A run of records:

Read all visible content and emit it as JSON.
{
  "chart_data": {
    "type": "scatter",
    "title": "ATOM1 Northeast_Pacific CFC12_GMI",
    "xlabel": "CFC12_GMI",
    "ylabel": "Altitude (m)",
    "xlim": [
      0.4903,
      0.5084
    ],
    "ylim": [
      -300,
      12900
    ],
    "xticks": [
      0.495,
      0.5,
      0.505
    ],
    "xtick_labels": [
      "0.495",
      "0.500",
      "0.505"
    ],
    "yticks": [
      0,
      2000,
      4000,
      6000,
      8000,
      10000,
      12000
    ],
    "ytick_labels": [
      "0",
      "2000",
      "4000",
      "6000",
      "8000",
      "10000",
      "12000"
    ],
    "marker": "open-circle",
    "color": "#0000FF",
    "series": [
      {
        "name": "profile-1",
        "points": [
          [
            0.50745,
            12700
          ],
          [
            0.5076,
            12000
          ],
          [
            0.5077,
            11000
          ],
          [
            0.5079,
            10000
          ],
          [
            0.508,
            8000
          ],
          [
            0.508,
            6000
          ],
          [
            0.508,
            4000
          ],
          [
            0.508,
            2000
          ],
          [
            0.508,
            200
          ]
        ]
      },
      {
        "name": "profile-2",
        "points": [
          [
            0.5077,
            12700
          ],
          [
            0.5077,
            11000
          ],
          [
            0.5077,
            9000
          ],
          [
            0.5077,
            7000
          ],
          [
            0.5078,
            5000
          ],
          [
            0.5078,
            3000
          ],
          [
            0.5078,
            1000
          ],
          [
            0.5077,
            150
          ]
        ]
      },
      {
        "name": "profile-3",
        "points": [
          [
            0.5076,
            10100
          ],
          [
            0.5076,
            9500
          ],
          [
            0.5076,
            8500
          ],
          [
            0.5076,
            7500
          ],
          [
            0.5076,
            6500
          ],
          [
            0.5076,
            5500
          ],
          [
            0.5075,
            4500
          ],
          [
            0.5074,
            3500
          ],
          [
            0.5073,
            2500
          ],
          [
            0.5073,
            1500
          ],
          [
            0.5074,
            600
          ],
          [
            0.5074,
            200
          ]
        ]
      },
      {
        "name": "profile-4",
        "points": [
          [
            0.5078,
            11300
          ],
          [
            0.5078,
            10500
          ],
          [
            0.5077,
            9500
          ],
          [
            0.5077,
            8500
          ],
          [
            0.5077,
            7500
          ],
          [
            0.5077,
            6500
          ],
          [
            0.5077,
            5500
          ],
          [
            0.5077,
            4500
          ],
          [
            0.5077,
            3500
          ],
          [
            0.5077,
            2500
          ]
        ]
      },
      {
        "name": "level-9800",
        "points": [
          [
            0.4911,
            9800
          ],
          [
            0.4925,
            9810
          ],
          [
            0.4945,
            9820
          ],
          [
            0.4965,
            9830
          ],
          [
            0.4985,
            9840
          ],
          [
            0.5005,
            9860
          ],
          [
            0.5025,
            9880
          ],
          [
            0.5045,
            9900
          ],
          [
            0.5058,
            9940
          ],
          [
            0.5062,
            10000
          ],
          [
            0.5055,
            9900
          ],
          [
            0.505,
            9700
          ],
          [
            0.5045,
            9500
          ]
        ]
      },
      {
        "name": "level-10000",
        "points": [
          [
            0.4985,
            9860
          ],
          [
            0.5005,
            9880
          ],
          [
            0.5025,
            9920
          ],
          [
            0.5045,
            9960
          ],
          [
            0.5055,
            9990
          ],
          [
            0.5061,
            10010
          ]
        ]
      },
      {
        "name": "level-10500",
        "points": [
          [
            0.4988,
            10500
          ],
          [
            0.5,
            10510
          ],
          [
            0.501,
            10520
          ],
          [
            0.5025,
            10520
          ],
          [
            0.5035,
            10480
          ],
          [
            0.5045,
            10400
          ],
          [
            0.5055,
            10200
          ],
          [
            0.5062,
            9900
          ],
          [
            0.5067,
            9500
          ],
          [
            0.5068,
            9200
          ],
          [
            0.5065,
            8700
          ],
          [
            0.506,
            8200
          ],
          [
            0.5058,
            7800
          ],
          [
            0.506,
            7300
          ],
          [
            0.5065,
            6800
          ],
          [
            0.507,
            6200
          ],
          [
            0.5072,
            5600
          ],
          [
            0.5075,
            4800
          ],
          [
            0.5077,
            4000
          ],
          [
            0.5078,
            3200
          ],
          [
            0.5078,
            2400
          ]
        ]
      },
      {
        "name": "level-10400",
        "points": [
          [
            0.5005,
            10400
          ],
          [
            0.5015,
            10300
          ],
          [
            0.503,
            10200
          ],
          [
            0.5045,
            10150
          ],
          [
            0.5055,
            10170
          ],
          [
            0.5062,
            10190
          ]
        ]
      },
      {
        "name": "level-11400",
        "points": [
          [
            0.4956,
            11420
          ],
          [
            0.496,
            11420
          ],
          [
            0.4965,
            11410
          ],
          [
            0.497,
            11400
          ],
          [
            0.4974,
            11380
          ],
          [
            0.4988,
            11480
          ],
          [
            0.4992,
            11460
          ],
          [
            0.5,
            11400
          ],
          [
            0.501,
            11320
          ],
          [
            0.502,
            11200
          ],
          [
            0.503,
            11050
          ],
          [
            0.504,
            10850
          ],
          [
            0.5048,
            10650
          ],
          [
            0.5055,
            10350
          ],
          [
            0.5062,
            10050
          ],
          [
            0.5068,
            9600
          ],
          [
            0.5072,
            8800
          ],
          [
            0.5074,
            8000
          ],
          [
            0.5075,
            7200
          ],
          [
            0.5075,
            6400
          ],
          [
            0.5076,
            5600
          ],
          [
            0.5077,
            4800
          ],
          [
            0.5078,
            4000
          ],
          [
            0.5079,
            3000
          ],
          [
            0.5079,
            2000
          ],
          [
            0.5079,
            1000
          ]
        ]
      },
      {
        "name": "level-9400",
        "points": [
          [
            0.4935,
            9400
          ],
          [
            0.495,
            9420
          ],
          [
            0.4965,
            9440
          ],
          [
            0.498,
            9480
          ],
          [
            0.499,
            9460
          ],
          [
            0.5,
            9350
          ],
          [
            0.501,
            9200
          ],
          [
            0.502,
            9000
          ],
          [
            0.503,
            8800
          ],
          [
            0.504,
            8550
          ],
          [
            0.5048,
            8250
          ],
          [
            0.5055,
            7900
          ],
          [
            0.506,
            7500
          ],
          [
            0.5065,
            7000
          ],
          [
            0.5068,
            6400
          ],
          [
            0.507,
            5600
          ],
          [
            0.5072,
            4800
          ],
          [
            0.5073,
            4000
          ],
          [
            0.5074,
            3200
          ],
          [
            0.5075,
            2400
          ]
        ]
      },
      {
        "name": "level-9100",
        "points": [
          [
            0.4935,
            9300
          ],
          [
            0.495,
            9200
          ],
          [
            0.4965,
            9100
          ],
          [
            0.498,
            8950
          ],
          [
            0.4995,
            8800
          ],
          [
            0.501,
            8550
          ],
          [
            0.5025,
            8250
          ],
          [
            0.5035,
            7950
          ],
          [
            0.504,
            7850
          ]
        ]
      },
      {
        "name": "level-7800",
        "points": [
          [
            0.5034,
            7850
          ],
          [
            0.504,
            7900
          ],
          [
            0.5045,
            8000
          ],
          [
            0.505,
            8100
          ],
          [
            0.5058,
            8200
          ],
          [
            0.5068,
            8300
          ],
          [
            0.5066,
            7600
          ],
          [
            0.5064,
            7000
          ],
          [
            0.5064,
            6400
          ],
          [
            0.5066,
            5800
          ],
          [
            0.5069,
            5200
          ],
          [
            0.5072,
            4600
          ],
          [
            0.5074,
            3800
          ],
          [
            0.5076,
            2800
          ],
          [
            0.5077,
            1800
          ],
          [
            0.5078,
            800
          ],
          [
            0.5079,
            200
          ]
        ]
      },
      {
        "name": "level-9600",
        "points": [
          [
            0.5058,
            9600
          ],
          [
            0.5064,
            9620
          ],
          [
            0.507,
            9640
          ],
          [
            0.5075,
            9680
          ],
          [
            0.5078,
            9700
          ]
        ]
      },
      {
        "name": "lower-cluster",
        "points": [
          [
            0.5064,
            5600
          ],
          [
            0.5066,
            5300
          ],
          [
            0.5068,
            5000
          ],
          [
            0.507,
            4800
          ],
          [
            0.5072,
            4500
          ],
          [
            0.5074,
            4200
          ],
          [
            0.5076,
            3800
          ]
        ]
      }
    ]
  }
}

* _Objective_
In the entries above, find every line holding the word "profile" and copy it out.

* _The completed task_
        "name": "profile-1",
        "name": "profile-2",
        "name": "profile-3",
        "name": "profile-4",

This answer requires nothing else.